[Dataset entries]
[start]
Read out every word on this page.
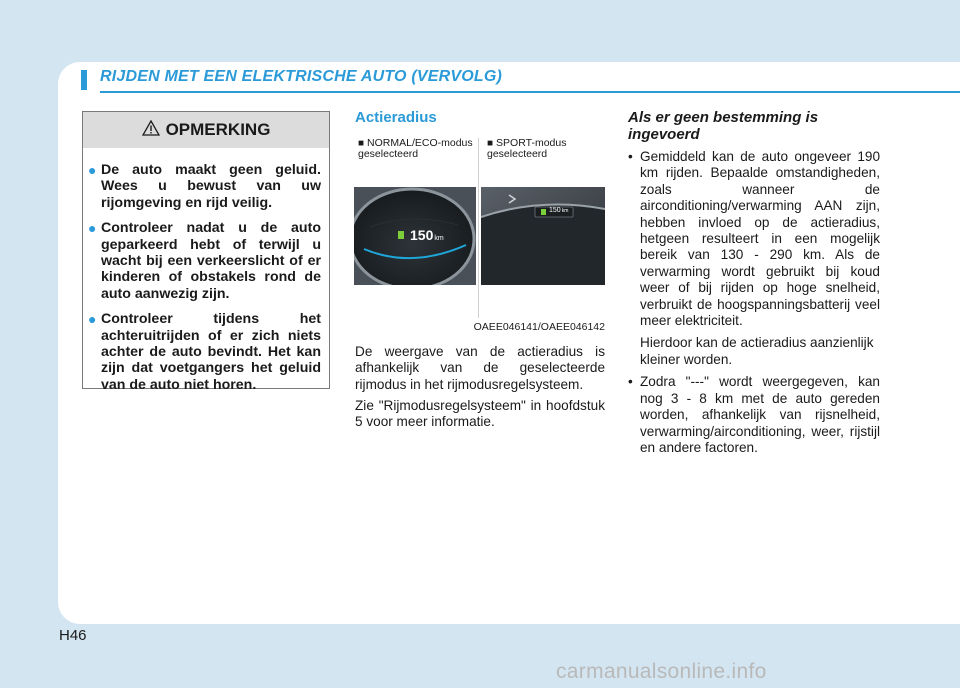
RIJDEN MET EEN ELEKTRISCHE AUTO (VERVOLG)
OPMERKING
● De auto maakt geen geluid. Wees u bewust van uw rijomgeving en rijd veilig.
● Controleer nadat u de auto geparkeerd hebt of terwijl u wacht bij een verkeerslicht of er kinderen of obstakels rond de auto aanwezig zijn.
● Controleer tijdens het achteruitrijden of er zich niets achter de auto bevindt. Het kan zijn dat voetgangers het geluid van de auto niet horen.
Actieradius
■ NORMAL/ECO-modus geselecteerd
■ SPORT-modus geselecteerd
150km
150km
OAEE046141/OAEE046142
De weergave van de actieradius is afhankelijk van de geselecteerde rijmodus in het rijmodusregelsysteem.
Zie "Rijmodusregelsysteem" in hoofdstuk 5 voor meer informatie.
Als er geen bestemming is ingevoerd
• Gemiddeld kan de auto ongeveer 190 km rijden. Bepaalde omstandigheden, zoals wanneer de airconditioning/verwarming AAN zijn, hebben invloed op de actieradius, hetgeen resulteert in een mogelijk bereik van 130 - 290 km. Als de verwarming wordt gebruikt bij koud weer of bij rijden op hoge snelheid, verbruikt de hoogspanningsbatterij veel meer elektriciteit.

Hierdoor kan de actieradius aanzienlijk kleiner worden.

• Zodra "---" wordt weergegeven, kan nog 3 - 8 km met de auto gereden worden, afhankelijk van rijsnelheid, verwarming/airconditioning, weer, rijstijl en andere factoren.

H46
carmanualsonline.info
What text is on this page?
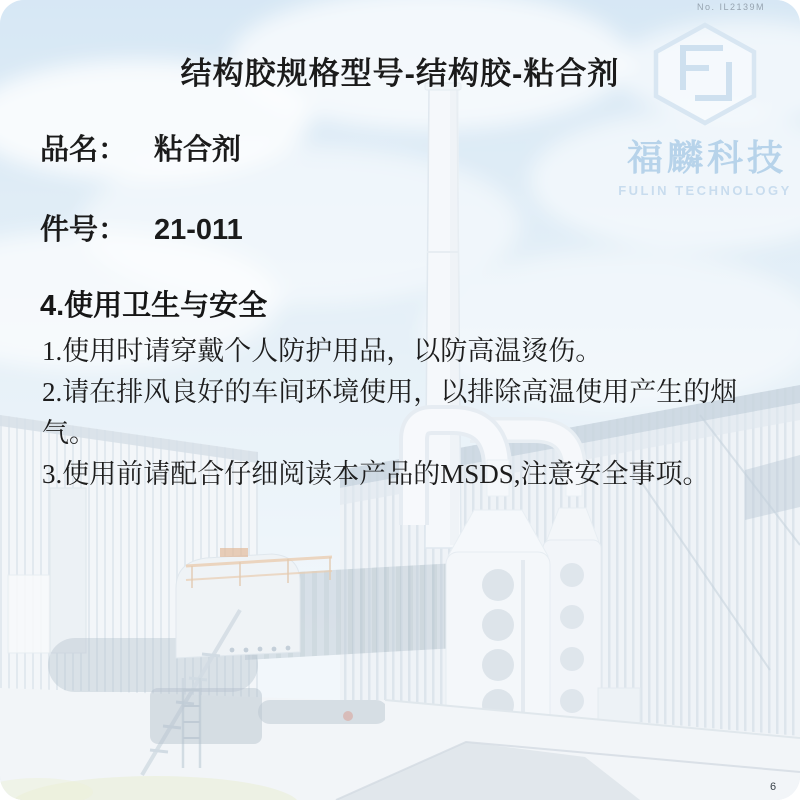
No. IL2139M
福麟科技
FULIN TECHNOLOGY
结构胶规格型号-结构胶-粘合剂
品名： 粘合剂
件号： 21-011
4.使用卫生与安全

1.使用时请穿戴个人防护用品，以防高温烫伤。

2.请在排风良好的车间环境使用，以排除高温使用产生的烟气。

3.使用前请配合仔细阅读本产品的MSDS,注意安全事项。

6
[end]
§ WHAT IS ASKED
Copy exactly, please, the lines that run from the line holding "What text is on this page?" through the closing line of the material above, omitting every picture.

§ CORRECT OUTPUT
What text is on this page?
No. IL2139M
福麟科技
FULIN TECHNOLOGY
结构胶规格型号-结构胶-粘合剂
品名： 粘合剂
件号： 21-011
4.使用卫生与安全

1.使用时请穿戴个人防护用品，以防高温烫伤。

2.请在排风良好的车间环境使用，以排除高温使用产生的烟气。

3.使用前请配合仔细阅读本产品的MSDS,注意安全事项。

6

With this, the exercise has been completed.